* Problem details: Output each entry that follows exactly. Images stay out.

* Stored dataset items:
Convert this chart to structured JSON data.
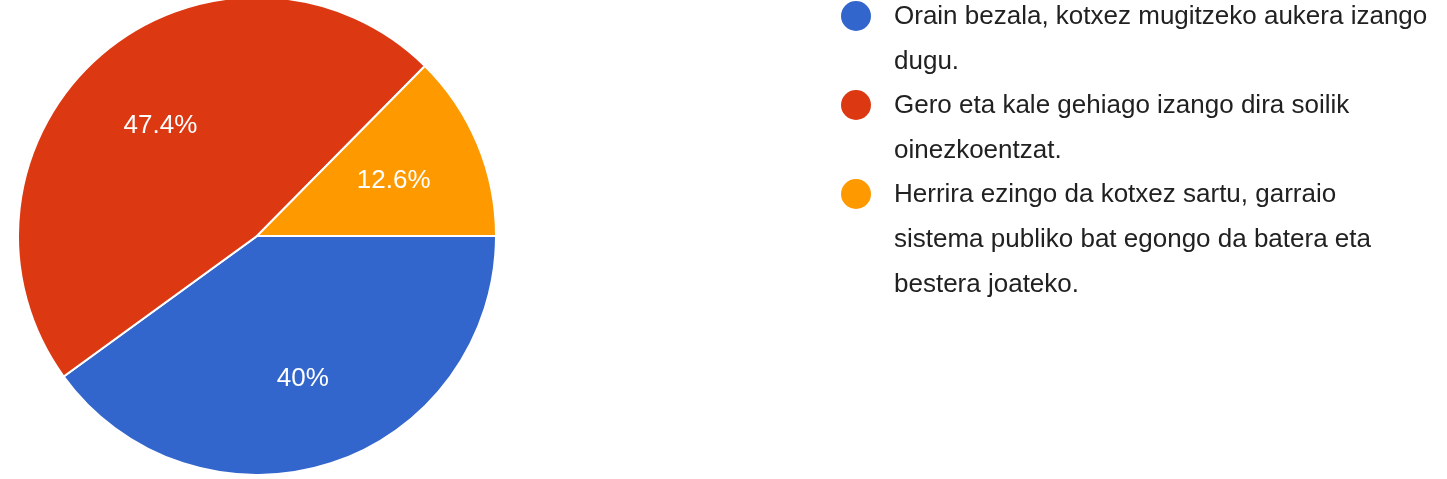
{
  "chart_data": {
    "type": "pie",
    "categories": [
      "Orain bezala, kotxez mugitzeko aukera izango dugu.",
      "Gero eta kale gehiago izango dira soilik oinezkoentzat.",
      "Herrira ezingo da kotxez sartu, garraio sistema publiko bat egongo da batera eta bestera joateko."
    ],
    "values": [
      40,
      47.4,
      12.6
    ],
    "colors": [
      "#3366cc",
      "#dc3912",
      "#ff9900"
    ],
    "value_labels": [
      "40%",
      "47.4%",
      "12.6%"
    ],
    "legend": "right"
  }
}
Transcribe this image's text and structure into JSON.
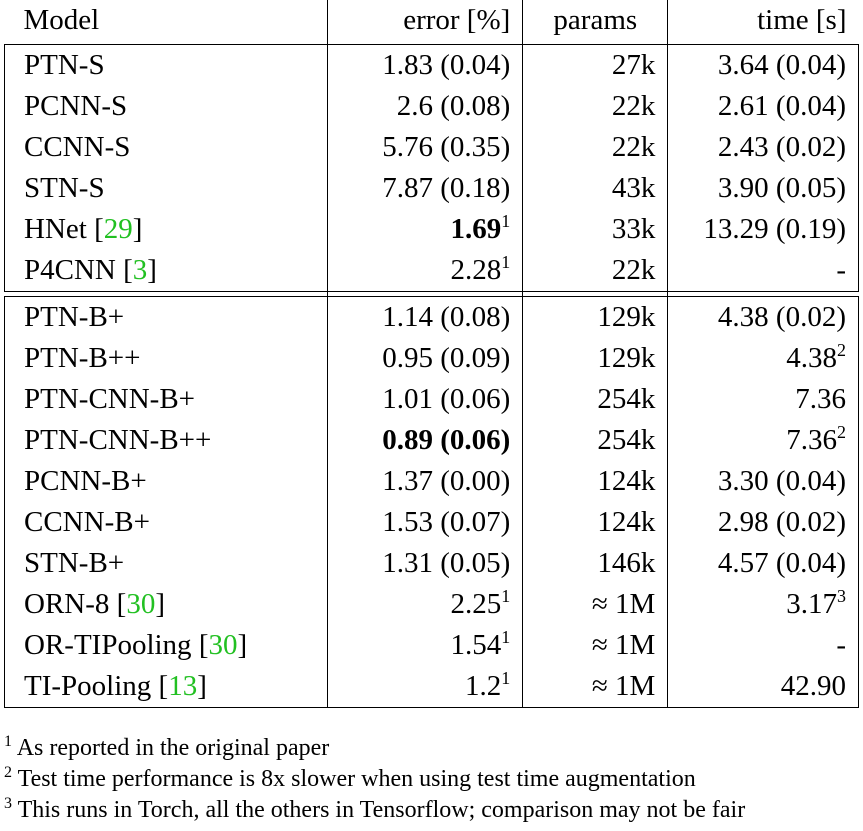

* Final result:
Convert this chart to structured JSON data.
{
  "chart_data": {
    "type": "pie",
    "categories": [
      "Orain bezala, kotxez mugitzeko aukera izango dugu.",
      "Gero eta kale gehiago izango dira soilik oinezkoentzat.",
      "Herrira ezingo da kotxez sartu, garraio sistema publiko bat egongo da batera eta bestera joateko."
    ],
    "values": [
      40,
      47.4,
      12.6
    ],
    "colors": [
      "#3366cc",
      "#dc3912",
      "#ff9900"
    ],
    "value_labels": [
      "40%",
      "47.4%",
      "12.6%"
    ],
    "legend": "right"
  }
}
Transcribe this image's text and structure into JSON.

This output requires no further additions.